What is asked
Report back each line of the records that contains the string "EBAF".

Input
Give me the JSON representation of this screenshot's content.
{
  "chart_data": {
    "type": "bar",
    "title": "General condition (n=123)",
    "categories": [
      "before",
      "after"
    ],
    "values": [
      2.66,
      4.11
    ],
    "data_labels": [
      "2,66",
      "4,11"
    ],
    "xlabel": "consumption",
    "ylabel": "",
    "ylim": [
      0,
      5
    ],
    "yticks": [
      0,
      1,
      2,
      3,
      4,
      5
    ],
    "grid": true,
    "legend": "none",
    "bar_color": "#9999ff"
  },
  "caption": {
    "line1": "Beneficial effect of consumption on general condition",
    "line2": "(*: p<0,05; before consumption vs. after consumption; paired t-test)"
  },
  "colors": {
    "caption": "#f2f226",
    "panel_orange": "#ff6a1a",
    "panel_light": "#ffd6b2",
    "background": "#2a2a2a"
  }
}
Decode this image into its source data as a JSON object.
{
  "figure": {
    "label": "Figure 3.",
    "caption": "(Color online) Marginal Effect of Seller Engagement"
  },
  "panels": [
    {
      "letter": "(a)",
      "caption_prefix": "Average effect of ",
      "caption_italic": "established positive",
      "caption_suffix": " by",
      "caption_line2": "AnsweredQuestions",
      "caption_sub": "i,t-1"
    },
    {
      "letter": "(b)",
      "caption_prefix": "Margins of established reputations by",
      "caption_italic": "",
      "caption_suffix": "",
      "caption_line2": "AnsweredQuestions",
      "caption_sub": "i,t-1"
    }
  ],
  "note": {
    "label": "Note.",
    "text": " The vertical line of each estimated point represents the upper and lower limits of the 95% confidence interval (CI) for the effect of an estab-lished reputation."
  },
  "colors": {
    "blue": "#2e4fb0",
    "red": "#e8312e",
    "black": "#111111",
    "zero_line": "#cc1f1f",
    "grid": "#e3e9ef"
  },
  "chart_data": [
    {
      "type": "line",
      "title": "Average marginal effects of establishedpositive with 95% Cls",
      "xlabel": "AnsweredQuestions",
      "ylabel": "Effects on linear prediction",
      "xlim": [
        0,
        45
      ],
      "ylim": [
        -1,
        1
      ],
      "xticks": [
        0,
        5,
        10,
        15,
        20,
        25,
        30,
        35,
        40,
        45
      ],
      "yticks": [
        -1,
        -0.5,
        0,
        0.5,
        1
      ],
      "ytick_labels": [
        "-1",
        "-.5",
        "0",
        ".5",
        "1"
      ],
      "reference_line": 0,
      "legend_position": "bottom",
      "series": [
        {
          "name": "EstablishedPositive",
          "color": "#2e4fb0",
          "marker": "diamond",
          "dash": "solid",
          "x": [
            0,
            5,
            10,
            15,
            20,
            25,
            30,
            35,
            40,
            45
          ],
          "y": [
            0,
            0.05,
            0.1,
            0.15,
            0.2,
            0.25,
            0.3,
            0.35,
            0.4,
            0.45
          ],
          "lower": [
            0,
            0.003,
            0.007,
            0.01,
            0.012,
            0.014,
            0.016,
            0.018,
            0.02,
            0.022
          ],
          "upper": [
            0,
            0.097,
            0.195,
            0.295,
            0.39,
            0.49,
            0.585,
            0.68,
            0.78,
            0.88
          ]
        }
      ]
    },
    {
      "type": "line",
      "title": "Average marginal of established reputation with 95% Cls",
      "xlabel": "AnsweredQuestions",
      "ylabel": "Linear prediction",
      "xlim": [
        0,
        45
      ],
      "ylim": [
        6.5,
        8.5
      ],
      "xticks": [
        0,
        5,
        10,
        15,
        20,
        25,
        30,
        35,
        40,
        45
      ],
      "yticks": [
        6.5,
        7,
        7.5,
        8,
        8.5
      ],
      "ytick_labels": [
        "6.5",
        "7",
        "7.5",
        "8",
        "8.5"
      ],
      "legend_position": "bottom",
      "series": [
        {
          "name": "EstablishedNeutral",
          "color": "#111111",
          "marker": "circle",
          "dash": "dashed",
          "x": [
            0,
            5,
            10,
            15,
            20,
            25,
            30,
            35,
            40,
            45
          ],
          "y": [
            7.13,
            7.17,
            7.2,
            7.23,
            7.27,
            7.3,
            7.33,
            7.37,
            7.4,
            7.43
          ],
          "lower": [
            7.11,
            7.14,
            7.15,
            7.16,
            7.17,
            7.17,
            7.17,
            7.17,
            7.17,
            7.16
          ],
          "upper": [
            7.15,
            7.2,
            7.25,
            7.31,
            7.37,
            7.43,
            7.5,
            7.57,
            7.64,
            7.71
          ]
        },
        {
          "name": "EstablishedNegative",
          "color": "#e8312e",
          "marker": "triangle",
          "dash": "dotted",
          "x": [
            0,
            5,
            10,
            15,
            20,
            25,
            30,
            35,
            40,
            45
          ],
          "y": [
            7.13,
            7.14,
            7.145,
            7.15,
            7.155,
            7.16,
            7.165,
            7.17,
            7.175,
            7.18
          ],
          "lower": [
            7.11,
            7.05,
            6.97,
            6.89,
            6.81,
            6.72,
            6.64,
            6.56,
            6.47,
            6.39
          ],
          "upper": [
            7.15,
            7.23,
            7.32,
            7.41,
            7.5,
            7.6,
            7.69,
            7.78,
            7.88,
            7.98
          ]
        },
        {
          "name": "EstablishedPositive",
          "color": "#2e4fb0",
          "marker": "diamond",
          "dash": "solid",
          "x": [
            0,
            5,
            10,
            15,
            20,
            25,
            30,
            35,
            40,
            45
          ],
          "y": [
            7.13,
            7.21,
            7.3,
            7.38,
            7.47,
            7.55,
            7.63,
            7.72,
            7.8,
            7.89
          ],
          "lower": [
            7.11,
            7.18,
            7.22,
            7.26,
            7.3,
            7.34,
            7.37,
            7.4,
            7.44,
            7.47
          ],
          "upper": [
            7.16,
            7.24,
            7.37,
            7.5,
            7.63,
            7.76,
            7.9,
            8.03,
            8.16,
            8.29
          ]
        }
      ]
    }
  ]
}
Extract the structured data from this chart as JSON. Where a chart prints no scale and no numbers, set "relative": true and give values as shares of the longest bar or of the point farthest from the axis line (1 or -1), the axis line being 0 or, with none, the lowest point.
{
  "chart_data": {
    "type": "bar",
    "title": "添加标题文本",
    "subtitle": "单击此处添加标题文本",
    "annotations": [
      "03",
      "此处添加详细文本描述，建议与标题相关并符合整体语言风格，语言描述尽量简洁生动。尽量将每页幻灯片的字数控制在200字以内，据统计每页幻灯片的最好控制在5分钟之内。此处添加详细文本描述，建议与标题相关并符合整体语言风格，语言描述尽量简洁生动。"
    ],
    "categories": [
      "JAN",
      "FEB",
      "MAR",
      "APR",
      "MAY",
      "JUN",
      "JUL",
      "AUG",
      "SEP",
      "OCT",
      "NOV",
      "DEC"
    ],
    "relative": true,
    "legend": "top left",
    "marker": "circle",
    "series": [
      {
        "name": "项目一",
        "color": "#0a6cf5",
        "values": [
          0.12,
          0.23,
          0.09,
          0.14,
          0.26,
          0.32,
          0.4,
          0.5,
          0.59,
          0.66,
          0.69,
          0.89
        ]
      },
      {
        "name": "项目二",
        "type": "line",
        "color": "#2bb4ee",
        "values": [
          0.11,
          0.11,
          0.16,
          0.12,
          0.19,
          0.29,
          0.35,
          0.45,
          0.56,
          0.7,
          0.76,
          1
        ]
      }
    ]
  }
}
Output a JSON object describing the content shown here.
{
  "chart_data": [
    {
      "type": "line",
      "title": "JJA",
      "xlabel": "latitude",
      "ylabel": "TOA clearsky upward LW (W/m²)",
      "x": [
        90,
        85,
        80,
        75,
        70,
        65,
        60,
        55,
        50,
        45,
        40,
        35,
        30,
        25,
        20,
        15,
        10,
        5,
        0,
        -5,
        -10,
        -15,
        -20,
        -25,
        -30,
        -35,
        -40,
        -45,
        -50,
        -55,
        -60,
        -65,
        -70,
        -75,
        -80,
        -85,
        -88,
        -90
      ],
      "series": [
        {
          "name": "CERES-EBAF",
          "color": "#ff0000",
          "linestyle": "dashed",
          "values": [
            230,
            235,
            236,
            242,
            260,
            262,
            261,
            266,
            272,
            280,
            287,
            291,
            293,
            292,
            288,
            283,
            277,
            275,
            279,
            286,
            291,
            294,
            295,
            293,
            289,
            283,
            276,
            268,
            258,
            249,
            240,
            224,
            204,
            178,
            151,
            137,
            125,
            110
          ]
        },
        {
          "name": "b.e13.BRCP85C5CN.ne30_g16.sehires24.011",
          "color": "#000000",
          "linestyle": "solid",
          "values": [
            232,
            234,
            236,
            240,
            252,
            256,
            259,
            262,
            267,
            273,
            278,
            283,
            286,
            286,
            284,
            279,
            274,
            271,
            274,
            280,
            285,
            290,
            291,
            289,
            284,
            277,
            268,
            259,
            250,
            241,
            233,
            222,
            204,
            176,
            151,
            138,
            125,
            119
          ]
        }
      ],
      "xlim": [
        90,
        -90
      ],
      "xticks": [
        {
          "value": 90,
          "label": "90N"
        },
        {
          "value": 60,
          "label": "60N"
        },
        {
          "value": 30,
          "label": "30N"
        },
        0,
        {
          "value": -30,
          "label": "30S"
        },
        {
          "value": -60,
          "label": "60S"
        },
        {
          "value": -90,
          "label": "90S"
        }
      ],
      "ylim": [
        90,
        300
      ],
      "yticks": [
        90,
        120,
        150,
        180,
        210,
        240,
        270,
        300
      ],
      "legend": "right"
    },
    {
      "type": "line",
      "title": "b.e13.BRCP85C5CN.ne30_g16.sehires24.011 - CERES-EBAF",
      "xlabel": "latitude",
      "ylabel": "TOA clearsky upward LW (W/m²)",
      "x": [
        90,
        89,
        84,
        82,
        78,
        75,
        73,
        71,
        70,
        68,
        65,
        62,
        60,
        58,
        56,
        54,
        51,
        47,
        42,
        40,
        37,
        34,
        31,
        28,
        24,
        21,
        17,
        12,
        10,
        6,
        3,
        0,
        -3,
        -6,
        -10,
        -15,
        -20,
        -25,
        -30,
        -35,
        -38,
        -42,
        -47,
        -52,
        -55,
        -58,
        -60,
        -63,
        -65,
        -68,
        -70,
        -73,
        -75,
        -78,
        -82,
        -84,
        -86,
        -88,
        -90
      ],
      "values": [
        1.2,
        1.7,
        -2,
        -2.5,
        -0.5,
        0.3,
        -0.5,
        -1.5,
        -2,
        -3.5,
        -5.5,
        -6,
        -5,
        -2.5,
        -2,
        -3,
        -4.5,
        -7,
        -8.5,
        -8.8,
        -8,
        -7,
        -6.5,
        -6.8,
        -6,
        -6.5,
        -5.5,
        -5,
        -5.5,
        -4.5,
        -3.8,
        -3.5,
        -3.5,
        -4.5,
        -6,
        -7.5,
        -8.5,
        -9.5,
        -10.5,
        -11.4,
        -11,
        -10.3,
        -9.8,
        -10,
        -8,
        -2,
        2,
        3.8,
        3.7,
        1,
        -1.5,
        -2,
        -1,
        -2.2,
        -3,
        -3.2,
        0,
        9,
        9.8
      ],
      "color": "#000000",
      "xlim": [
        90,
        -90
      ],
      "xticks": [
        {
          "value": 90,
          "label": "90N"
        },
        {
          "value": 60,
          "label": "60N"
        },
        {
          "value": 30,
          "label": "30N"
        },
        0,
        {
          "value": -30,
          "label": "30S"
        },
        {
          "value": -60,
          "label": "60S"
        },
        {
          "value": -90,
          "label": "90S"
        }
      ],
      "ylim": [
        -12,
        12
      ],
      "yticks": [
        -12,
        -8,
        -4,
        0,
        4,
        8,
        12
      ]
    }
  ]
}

Full output
          "name": "CERES-EBAF",
      "title": "b.e13.BRCP85C5CN.ne30_g16.sehires24.011 - CERES-EBAF",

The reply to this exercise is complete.